*Problem requirements*: Copy the item below line by line, with no changes.

-----

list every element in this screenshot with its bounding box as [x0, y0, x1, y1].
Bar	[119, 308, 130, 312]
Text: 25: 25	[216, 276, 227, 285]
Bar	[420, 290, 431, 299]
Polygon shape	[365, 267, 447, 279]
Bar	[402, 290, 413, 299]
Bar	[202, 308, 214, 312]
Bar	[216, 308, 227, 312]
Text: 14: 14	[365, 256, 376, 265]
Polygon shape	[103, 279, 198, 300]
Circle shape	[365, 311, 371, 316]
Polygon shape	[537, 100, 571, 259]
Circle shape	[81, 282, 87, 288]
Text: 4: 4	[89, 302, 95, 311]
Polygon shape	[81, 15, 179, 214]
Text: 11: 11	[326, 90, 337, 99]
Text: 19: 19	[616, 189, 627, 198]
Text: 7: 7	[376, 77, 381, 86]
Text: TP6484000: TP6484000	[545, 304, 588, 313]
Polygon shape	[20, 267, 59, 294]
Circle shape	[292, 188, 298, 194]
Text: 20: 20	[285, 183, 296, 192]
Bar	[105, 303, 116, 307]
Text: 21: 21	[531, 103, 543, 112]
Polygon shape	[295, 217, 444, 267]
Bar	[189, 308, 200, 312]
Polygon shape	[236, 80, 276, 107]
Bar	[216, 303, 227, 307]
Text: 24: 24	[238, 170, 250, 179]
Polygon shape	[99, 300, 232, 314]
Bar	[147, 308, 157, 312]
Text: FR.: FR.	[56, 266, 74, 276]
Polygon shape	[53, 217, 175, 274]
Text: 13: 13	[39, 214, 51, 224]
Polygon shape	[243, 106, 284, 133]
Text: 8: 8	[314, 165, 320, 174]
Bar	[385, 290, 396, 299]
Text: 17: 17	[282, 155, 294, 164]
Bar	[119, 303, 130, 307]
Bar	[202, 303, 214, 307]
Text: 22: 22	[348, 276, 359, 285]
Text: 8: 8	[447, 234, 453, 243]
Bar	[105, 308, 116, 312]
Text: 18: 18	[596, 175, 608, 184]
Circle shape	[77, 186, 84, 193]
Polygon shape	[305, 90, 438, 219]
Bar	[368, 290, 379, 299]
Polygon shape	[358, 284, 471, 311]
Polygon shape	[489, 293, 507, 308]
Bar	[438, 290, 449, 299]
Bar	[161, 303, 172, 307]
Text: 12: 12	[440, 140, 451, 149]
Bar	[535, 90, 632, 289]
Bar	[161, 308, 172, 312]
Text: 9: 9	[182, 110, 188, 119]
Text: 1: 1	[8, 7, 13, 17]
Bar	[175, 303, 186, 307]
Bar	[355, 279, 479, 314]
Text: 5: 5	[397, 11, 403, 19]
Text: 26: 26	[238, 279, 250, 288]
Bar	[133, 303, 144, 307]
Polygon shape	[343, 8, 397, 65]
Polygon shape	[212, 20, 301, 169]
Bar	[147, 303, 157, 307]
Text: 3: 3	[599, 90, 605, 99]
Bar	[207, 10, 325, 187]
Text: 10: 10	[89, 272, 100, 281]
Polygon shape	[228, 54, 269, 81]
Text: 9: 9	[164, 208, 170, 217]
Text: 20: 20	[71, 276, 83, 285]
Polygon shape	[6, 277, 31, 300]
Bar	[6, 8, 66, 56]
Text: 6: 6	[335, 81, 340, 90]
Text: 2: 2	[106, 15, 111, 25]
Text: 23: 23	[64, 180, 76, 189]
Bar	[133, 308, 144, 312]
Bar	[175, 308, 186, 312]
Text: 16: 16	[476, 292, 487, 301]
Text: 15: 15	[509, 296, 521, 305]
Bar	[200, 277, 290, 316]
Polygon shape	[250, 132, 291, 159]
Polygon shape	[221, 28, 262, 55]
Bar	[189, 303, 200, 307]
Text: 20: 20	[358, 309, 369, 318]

-----

*Solution for this task*:
list every element in this screenshot with its bounding box as [x0, y0, x1, y1].
Bar	[119, 308, 130, 312]
Text: 25: 25	[216, 276, 227, 285]
Bar	[420, 290, 431, 299]
Polygon shape	[365, 267, 447, 279]
Bar	[402, 290, 413, 299]
Bar	[202, 308, 214, 312]
Bar	[216, 308, 227, 312]
Text: 14: 14	[365, 256, 376, 265]
Polygon shape	[103, 279, 198, 300]
Circle shape	[365, 311, 371, 316]
Polygon shape	[537, 100, 571, 259]
Circle shape	[81, 282, 87, 288]
Text: 4: 4	[89, 302, 95, 311]
Polygon shape	[81, 15, 179, 214]
Text: 11: 11	[326, 90, 337, 99]
Text: 19: 19	[616, 189, 627, 198]
Text: 7: 7	[376, 77, 381, 86]
Text: TP6484000: TP6484000	[545, 304, 588, 313]
Polygon shape	[20, 267, 59, 294]
Circle shape	[292, 188, 298, 194]
Text: 20: 20	[285, 183, 296, 192]
Bar	[105, 303, 116, 307]
Text: 21: 21	[531, 103, 543, 112]
Polygon shape	[295, 217, 444, 267]
Bar	[189, 308, 200, 312]
Polygon shape	[236, 80, 276, 107]
Bar	[216, 303, 227, 307]
Text: 24: 24	[238, 170, 250, 179]
Polygon shape	[99, 300, 232, 314]
Bar	[147, 308, 157, 312]
Text: FR.: FR.	[56, 266, 74, 276]
Polygon shape	[53, 217, 175, 274]
Text: 13: 13	[39, 214, 51, 224]
Polygon shape	[243, 106, 284, 133]
Text: 8: 8	[314, 165, 320, 174]
Bar	[385, 290, 396, 299]
Text: 17: 17	[282, 155, 294, 164]
Bar	[119, 303, 130, 307]
Bar	[202, 303, 214, 307]
Text: 22: 22	[348, 276, 359, 285]
Text: 8: 8	[447, 234, 453, 243]
Bar	[105, 308, 116, 312]
Text: 18: 18	[596, 175, 608, 184]
Circle shape	[77, 186, 84, 193]
Polygon shape	[305, 90, 438, 219]
Bar	[368, 290, 379, 299]
Polygon shape	[358, 284, 471, 311]
Polygon shape	[489, 293, 507, 308]
Bar	[438, 290, 449, 299]
Bar	[161, 303, 172, 307]
Text: 12: 12	[440, 140, 451, 149]
Bar	[535, 90, 632, 289]
Bar	[161, 308, 172, 312]
Text: 9: 9	[182, 110, 188, 119]
Text: 1: 1	[8, 7, 13, 17]
Bar	[175, 303, 186, 307]
Bar	[355, 279, 479, 314]
Text: 5: 5	[397, 11, 403, 19]
Text: 26: 26	[238, 279, 250, 288]
Bar	[133, 303, 144, 307]
Polygon shape	[343, 8, 397, 65]
Polygon shape	[212, 20, 301, 169]
Bar	[147, 303, 157, 307]
Text: 3: 3	[599, 90, 605, 99]
Bar	[207, 10, 325, 187]
Text: 10: 10	[89, 272, 100, 281]
Polygon shape	[228, 54, 269, 81]
Text: 9: 9	[164, 208, 170, 217]
Text: 20: 20	[71, 276, 83, 285]
Polygon shape	[6, 277, 31, 300]
Bar	[6, 8, 66, 56]
Text: 6: 6	[335, 81, 340, 90]
Text: 2: 2	[106, 15, 111, 25]
Text: 23: 23	[64, 180, 76, 189]
Bar	[133, 308, 144, 312]
Bar	[175, 308, 186, 312]
Text: 16: 16	[476, 292, 487, 301]
Text: 15: 15	[509, 296, 521, 305]
Bar	[200, 277, 290, 316]
Polygon shape	[250, 132, 291, 159]
Polygon shape	[221, 28, 262, 55]
Bar	[189, 303, 200, 307]
Text: 20: 20	[358, 309, 369, 318]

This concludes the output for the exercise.